■ Task prompt ■
Output the data that follows exactly, line for line.

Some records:
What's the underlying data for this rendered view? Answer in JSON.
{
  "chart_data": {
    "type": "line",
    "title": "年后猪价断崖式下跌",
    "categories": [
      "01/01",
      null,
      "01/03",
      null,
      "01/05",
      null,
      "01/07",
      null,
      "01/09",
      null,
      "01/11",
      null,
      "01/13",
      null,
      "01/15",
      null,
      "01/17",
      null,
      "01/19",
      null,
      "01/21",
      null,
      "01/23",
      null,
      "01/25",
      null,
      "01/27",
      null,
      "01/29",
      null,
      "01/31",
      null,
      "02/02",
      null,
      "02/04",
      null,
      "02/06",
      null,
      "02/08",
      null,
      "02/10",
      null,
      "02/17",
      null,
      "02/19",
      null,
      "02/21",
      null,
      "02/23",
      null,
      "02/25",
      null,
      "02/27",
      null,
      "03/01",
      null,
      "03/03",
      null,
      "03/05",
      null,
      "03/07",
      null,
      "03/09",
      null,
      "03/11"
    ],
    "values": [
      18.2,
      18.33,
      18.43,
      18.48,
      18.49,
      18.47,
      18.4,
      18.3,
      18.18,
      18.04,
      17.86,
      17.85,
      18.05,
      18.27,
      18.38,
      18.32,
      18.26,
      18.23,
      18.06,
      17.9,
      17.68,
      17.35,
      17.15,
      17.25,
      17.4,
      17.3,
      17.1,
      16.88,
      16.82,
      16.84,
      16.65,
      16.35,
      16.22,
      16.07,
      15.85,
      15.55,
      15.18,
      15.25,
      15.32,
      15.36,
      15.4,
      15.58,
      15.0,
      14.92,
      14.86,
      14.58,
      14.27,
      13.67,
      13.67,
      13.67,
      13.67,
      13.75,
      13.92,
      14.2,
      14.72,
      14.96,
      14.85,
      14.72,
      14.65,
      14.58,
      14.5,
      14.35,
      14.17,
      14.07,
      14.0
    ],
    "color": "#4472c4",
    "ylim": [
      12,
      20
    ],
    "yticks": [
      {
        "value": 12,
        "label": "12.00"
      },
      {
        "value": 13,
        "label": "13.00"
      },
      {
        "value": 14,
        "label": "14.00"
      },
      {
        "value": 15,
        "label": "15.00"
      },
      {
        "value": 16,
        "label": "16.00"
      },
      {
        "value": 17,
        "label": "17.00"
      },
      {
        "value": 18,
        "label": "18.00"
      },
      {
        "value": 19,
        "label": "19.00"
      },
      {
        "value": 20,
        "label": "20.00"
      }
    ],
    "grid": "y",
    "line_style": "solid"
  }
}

■ Right answer ■
What's the underlying data for this rendered view? Answer in JSON.
{
  "chart_data": {
    "type": "line",
    "title": "年后猪价断崖式下跌",
    "categories": [
      "01/01",
      null,
      "01/03",
      null,
      "01/05",
      null,
      "01/07",
      null,
      "01/09",
      null,
      "01/11",
      null,
      "01/13",
      null,
      "01/15",
      null,
      "01/17",
      null,
      "01/19",
      null,
      "01/21",
      null,
      "01/23",
      null,
      "01/25",
      null,
      "01/27",
      null,
      "01/29",
      null,
      "01/31",
      null,
      "02/02",
      null,
      "02/04",
      null,
      "02/06",
      null,
      "02/08",
      null,
      "02/10",
      null,
      "02/17",
      null,
      "02/19",
      null,
      "02/21",
      null,
      "02/23",
      null,
      "02/25",
      null,
      "02/27",
      null,
      "03/01",
      null,
      "03/03",
      null,
      "03/05",
      null,
      "03/07",
      null,
      "03/09",
      null,
      "03/11"
    ],
    "values": [
      18.2,
      18.33,
      18.43,
      18.48,
      18.49,
      18.47,
      18.4,
      18.3,
      18.18,
      18.04,
      17.86,
      17.85,
      18.05,
      18.27,
      18.38,
      18.32,
      18.26,
      18.23,
      18.06,
      17.9,
      17.68,
      17.35,
      17.15,
      17.25,
      17.4,
      17.3,
      17.1,
      16.88,
      16.82,
      16.84,
      16.65,
      16.35,
      16.22,
      16.07,
      15.85,
      15.55,
      15.18,
      15.25,
      15.32,
      15.36,
      15.4,
      15.58,
      15.0,
      14.92,
      14.86,
      14.58,
      14.27,
      13.67,
      13.67,
      13.67,
      13.67,
      13.75,
      13.92,
      14.2,
      14.72,
      14.96,
      14.85,
      14.72,
      14.65,
      14.58,
      14.5,
      14.35,
      14.17,
      14.07,
      14.0
    ],
    "color": "#4472c4",
    "ylim": [
      12,
      20
    ],
    "yticks": [
      {
        "value": 12,
        "label": "12.00"
      },
      {
        "value": 13,
        "label": "13.00"
      },
      {
        "value": 14,
        "label": "14.00"
      },
      {
        "value": 15,
        "label": "15.00"
      },
      {
        "value": 16,
        "label": "16.00"
      },
      {
        "value": 17,
        "label": "17.00"
      },
      {
        "value": 18,
        "label": "18.00"
      },
      {
        "value": 19,
        "label": "19.00"
      },
      {
        "value": 20,
        "label": "20.00"
      }
    ],
    "grid": "y",
    "line_style": "solid"
  }
}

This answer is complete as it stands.